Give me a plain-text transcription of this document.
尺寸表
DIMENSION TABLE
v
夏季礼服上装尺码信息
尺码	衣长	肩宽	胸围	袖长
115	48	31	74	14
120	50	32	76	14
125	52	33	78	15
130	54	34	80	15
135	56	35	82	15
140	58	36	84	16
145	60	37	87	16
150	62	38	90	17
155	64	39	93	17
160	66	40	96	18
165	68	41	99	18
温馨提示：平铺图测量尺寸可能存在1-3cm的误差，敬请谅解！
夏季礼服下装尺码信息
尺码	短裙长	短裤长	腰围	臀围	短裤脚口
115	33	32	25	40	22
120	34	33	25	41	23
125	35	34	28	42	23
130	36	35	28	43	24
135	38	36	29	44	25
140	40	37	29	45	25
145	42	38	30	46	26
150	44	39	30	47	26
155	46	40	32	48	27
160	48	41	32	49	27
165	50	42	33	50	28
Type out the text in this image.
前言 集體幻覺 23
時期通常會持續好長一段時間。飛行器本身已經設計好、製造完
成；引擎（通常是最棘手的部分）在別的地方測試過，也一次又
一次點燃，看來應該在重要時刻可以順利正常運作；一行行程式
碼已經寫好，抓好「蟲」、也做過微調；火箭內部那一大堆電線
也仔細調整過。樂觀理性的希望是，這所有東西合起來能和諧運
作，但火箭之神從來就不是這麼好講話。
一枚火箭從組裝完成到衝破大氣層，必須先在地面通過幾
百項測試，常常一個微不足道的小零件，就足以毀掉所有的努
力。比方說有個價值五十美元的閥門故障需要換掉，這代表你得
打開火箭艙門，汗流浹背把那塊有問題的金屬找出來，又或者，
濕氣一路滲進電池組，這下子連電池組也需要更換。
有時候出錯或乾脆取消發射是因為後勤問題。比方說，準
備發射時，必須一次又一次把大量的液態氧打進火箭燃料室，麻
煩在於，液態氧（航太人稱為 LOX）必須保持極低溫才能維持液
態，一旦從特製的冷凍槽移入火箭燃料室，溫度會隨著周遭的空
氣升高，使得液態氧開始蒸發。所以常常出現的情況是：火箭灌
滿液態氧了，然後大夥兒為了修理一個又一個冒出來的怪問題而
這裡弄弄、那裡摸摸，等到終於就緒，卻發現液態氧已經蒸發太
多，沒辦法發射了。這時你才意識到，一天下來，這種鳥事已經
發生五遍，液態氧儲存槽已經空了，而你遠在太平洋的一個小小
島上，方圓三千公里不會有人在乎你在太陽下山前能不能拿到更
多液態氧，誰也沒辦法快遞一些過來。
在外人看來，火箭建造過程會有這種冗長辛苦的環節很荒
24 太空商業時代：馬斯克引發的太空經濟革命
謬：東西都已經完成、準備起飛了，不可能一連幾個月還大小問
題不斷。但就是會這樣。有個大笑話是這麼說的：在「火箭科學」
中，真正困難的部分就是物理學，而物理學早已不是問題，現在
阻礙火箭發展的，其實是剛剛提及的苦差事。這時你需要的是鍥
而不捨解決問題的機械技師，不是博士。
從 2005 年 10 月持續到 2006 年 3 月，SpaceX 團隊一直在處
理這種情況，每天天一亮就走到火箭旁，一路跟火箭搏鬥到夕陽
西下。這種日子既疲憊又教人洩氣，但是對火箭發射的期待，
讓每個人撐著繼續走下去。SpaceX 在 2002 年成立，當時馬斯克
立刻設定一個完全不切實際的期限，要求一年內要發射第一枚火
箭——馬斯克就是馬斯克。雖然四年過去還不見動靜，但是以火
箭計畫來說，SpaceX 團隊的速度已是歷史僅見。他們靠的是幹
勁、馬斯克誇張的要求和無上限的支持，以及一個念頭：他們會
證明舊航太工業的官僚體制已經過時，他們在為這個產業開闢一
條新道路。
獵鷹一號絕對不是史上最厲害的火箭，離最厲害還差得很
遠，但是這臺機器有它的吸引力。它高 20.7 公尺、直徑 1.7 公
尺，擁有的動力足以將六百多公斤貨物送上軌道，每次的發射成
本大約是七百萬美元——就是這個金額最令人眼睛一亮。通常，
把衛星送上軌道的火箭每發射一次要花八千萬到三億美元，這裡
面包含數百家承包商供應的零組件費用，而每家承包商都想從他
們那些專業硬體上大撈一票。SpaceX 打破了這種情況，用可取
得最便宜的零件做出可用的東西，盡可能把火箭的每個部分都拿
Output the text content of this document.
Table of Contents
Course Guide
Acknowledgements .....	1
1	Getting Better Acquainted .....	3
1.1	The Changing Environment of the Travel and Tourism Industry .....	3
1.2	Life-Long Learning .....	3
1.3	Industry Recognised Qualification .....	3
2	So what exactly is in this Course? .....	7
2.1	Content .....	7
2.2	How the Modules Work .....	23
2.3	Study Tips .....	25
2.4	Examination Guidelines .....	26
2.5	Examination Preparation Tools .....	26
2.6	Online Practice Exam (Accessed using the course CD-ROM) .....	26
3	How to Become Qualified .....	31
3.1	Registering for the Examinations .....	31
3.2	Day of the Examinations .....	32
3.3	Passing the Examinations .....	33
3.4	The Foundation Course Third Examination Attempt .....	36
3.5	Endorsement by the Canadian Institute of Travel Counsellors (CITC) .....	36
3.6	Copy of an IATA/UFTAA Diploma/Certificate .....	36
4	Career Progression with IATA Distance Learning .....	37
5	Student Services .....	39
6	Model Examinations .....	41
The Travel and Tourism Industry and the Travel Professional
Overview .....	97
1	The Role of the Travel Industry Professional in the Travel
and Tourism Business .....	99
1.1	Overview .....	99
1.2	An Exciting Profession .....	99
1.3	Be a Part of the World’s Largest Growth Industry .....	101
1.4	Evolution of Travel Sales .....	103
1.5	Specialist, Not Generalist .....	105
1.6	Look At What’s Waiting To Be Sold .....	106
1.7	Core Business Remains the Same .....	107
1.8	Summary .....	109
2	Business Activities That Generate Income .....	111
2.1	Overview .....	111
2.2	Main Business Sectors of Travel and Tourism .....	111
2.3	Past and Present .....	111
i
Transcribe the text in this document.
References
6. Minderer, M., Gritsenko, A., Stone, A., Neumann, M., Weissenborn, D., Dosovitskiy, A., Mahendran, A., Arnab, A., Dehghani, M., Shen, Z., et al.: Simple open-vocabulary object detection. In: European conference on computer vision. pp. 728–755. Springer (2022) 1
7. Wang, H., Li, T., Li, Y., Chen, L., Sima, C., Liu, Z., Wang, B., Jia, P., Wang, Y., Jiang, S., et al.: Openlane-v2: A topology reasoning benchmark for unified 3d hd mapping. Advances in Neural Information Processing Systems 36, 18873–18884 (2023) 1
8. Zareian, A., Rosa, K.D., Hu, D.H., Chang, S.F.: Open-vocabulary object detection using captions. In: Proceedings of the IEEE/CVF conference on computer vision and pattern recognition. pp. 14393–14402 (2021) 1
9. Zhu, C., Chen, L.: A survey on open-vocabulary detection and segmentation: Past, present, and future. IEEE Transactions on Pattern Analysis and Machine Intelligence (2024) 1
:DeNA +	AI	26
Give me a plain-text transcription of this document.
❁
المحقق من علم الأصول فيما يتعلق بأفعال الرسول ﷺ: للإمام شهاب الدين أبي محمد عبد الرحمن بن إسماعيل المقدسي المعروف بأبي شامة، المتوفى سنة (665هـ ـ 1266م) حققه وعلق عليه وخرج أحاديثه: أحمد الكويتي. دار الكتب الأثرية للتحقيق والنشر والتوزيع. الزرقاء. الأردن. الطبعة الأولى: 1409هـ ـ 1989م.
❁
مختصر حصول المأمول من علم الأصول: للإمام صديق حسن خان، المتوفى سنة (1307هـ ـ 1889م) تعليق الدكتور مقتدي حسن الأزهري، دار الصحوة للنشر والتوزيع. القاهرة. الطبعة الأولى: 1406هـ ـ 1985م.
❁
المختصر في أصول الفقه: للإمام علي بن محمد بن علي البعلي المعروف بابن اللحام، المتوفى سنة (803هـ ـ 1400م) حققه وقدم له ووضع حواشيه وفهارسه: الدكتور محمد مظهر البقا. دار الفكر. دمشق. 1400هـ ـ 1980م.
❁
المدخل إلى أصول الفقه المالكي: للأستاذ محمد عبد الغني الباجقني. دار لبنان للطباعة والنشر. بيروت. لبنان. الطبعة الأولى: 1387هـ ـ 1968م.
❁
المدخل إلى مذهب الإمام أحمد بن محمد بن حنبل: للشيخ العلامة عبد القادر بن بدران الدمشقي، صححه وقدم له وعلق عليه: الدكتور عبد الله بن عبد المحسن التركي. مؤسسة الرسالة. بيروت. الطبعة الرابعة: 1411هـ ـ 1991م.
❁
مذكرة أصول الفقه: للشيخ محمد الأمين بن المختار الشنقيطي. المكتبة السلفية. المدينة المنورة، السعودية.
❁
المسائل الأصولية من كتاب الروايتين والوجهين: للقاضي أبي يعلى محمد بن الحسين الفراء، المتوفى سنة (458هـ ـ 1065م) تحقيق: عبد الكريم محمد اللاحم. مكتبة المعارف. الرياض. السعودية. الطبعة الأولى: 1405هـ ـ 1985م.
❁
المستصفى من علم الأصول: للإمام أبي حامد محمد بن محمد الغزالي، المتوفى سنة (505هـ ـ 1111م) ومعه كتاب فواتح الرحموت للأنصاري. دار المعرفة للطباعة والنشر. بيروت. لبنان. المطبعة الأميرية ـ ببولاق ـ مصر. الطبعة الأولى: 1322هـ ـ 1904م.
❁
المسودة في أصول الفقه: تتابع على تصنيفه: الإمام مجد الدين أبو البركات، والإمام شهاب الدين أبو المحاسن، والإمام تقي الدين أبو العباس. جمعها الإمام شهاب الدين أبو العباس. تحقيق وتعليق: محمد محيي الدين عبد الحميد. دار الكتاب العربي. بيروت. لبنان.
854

________________

THE EXERCISE:
Copy out every line of the listing that contains the string "Learning".

SOLVED PROBLEM:
1.2	Life-Long Learning .....	3
4	Career Progression with IATA Distance Learning .....	37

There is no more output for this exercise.